Written problem: Pick out all lines with the word "this" from the records that follow.

-- START Source material --

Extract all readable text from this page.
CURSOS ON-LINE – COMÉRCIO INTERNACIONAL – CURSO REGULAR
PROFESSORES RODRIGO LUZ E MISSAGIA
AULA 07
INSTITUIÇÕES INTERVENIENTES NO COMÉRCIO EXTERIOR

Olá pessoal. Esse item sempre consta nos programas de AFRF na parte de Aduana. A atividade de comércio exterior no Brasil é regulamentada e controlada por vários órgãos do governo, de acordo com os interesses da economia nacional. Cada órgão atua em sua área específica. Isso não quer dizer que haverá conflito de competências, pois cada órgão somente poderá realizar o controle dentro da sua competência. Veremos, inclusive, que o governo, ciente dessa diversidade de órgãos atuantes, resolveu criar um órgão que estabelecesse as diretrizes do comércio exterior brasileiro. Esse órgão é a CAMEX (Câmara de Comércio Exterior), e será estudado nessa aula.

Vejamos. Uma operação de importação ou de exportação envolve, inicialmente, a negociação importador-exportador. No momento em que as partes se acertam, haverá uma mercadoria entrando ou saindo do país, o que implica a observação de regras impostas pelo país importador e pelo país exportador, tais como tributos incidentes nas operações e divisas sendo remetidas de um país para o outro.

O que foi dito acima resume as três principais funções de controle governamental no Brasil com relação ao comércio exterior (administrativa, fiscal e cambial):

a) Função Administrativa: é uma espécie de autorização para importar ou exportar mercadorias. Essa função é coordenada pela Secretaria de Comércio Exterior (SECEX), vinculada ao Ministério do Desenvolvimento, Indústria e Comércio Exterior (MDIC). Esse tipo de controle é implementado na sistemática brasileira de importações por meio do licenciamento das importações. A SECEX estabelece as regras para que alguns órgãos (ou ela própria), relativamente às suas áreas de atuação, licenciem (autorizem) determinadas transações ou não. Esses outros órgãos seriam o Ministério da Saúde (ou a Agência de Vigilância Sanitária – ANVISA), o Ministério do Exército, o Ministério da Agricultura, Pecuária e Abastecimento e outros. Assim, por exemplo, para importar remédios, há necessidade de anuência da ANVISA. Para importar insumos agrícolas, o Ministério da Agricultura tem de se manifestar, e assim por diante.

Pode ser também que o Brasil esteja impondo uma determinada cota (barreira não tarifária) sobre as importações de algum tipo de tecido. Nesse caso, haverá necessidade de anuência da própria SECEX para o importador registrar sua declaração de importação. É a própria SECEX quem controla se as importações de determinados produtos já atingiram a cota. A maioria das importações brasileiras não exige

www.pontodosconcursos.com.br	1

-- END Source material --
-- START Source material --

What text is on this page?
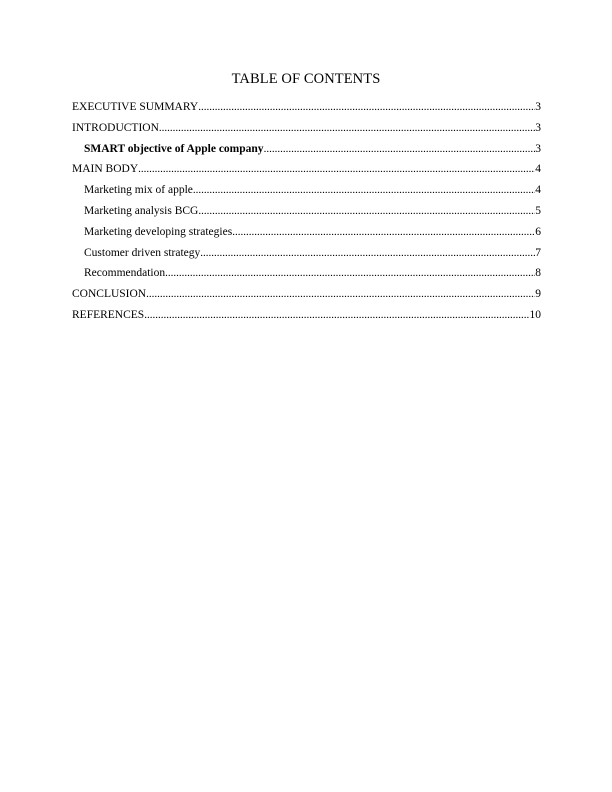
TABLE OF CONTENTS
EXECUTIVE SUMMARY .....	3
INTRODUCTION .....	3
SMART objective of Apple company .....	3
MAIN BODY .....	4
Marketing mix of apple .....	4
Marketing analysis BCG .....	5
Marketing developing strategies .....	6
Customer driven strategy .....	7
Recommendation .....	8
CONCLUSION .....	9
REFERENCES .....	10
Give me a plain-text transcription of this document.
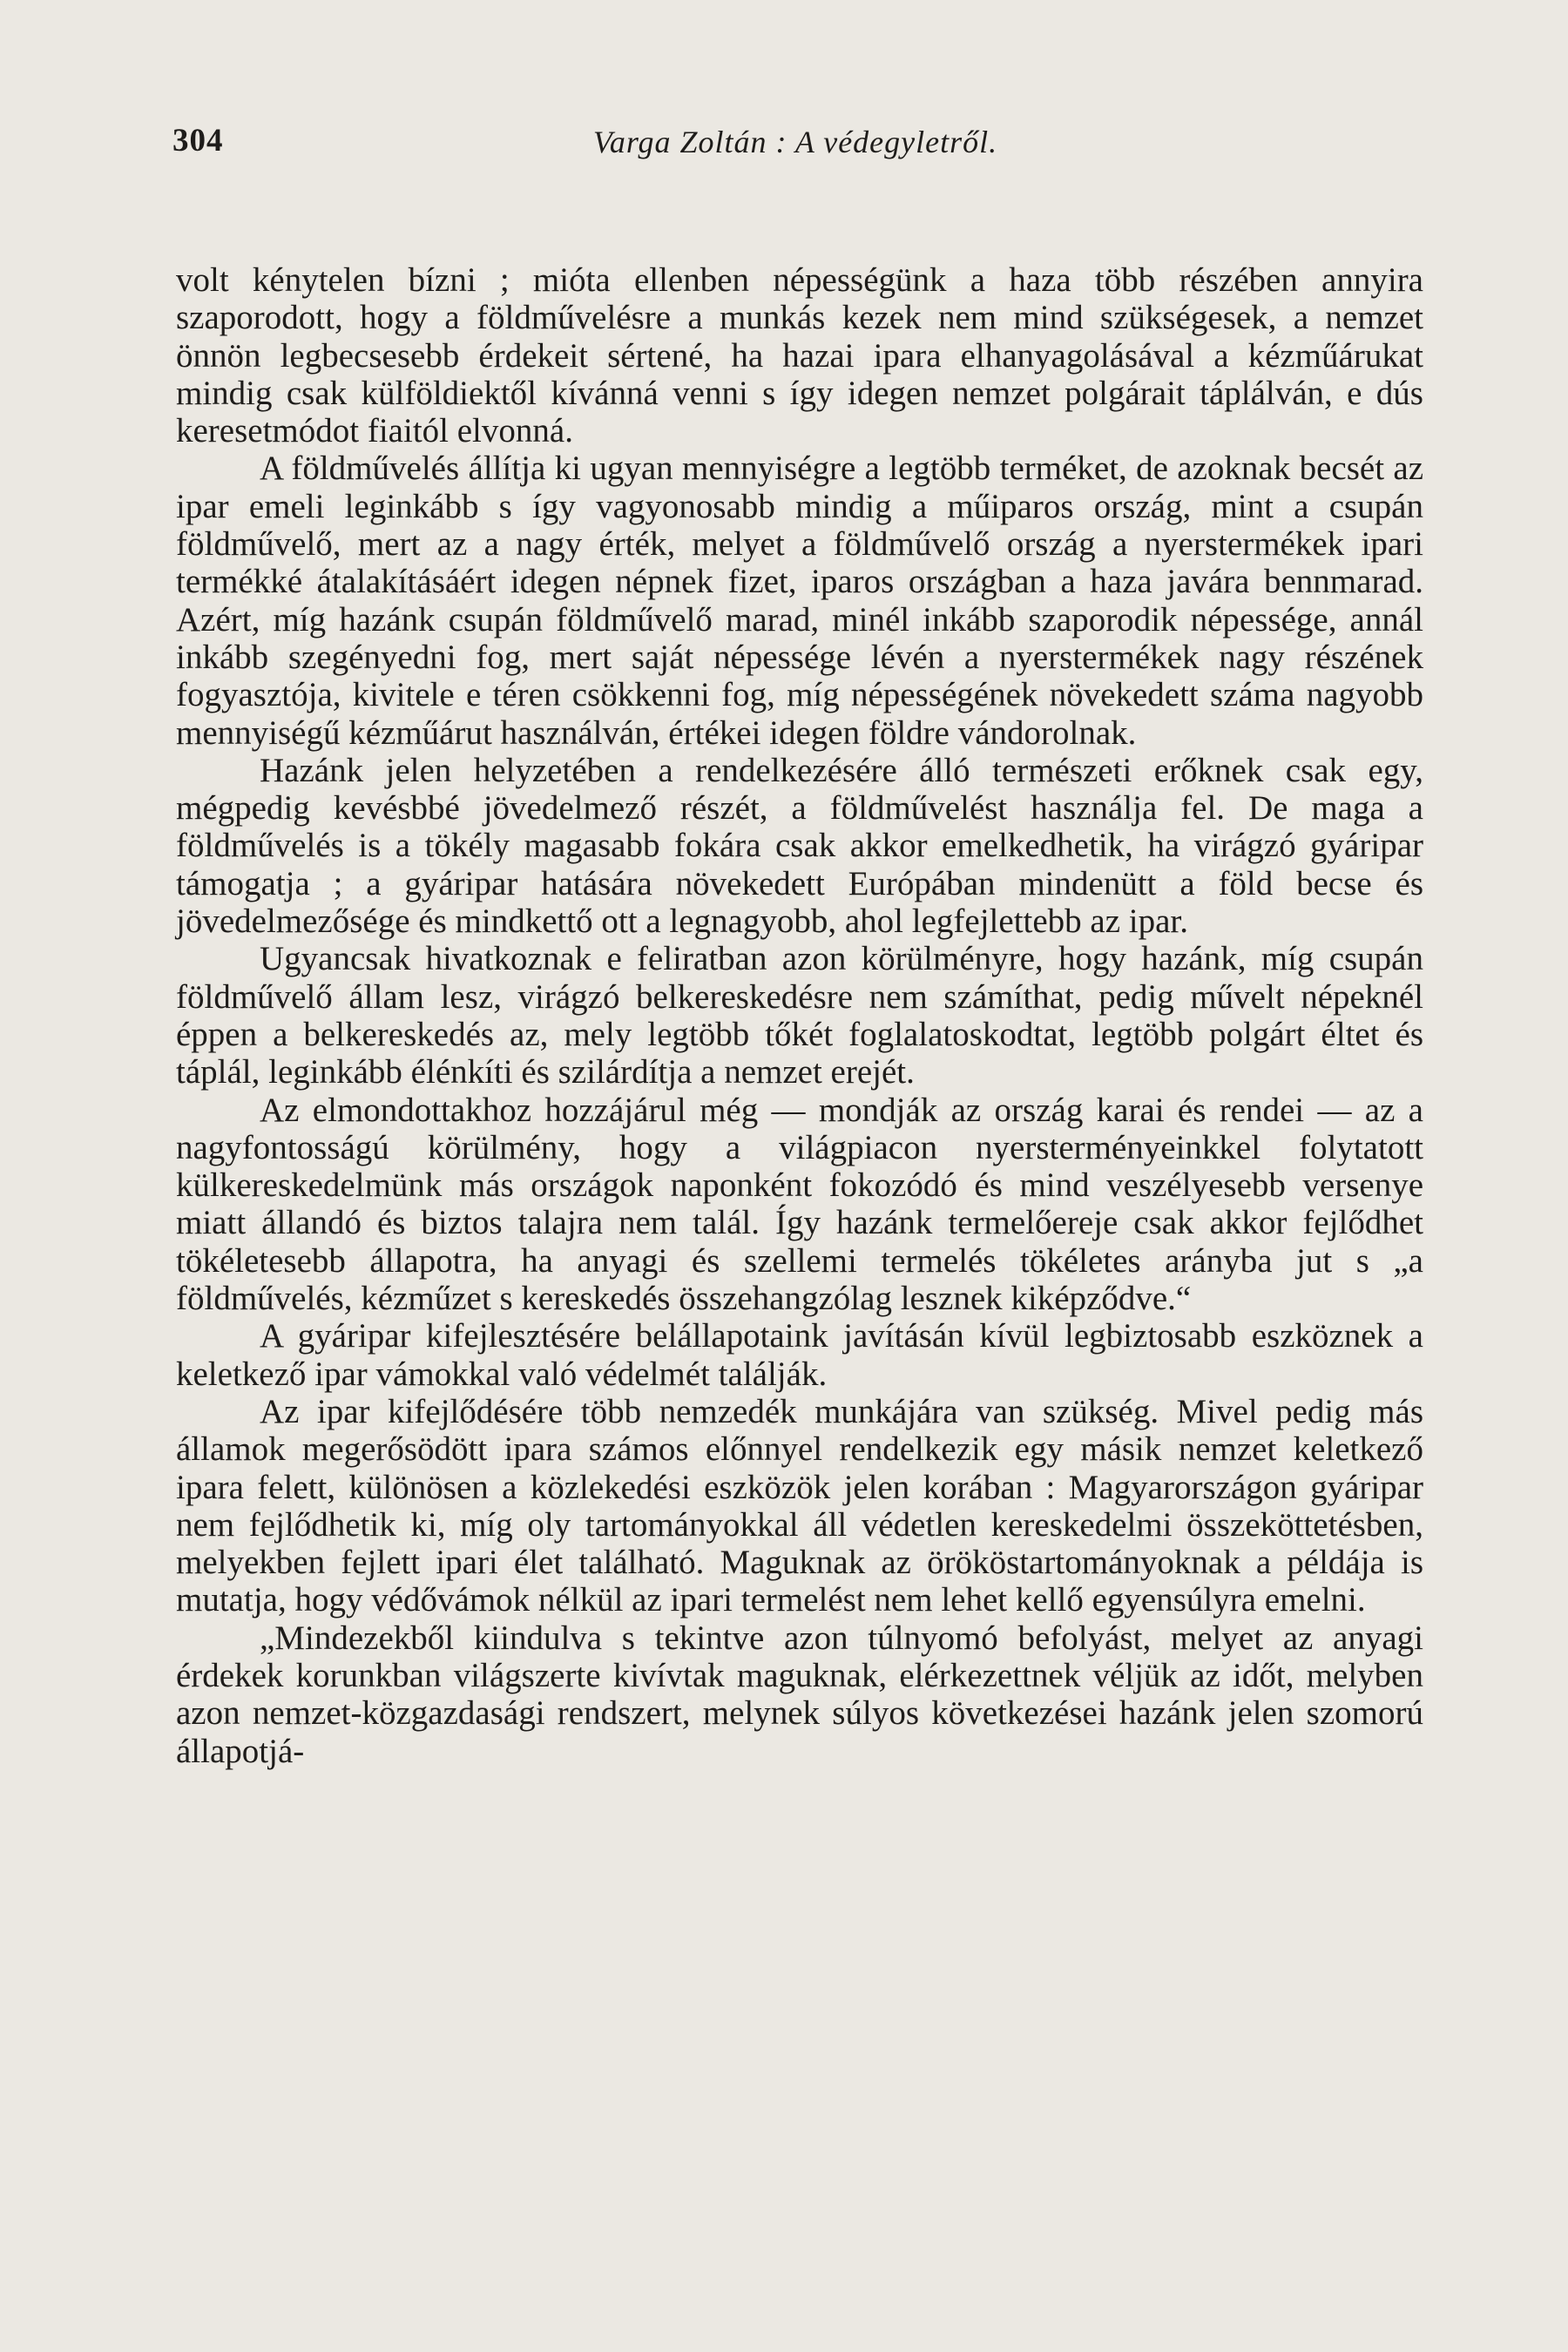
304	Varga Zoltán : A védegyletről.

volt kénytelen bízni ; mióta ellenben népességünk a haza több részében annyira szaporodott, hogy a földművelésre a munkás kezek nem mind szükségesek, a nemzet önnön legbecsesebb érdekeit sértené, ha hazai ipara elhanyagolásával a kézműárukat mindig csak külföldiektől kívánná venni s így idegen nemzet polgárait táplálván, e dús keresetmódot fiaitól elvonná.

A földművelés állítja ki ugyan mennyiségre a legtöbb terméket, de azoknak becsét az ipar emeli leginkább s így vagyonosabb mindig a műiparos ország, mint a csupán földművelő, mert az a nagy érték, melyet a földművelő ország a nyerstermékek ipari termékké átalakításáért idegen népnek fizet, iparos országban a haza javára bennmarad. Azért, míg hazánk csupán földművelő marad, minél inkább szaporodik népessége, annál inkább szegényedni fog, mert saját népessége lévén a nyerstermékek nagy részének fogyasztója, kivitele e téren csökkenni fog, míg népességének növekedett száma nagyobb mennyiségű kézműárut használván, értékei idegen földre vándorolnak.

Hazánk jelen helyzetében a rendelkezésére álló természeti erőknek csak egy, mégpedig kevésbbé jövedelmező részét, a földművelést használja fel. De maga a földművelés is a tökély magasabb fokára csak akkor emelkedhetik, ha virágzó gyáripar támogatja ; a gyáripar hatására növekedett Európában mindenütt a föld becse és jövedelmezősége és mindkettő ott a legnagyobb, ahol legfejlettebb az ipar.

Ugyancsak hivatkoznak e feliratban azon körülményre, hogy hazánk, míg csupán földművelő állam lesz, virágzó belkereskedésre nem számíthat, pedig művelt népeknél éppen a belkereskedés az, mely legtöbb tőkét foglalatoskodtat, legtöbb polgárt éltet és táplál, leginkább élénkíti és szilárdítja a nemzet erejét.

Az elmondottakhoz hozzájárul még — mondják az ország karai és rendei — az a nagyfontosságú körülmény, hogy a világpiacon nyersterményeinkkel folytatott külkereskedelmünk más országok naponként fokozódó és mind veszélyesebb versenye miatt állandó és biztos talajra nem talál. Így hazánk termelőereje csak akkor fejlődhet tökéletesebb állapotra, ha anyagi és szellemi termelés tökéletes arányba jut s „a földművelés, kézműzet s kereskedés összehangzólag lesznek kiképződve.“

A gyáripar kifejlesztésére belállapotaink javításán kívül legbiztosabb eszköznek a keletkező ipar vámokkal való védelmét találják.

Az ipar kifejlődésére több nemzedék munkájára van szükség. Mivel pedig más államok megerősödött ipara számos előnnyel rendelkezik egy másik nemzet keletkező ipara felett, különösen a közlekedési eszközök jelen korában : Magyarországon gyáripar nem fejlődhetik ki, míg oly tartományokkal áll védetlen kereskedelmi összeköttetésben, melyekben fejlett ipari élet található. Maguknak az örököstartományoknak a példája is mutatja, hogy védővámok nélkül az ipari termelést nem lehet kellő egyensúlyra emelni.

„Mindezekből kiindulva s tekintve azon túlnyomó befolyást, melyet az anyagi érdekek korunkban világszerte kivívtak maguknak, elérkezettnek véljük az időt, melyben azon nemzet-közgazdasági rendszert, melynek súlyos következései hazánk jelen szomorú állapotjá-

-- END Source material --
-- START Source material --

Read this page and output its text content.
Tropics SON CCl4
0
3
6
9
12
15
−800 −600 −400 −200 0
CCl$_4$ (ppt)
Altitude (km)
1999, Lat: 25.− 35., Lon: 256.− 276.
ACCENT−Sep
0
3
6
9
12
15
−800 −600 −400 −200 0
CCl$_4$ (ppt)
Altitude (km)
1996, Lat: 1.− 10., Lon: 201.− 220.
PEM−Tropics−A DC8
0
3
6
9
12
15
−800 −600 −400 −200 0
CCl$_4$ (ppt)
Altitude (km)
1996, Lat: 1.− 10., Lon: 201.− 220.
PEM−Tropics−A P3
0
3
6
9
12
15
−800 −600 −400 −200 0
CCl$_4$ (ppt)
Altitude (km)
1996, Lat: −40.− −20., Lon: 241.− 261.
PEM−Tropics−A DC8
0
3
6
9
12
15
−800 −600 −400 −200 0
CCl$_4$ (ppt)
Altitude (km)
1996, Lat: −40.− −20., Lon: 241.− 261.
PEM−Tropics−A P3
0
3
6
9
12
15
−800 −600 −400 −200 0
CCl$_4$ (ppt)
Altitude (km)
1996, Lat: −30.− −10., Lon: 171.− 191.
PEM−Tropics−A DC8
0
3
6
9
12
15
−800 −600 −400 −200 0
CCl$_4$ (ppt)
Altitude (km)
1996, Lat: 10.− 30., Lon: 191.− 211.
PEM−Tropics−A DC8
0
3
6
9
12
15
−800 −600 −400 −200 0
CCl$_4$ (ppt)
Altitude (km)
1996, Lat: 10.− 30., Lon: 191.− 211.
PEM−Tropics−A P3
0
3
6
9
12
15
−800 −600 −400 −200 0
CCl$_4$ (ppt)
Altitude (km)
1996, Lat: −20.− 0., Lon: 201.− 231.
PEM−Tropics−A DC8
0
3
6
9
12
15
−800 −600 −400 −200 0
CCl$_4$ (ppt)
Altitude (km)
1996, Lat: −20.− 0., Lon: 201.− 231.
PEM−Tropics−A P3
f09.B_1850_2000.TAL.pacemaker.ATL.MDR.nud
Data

-- END Source material --

Correct result:
Extract all readable text from this page.
What text is on this page?
Give me a plain-text transcription of this document.
Read this page and output its text content.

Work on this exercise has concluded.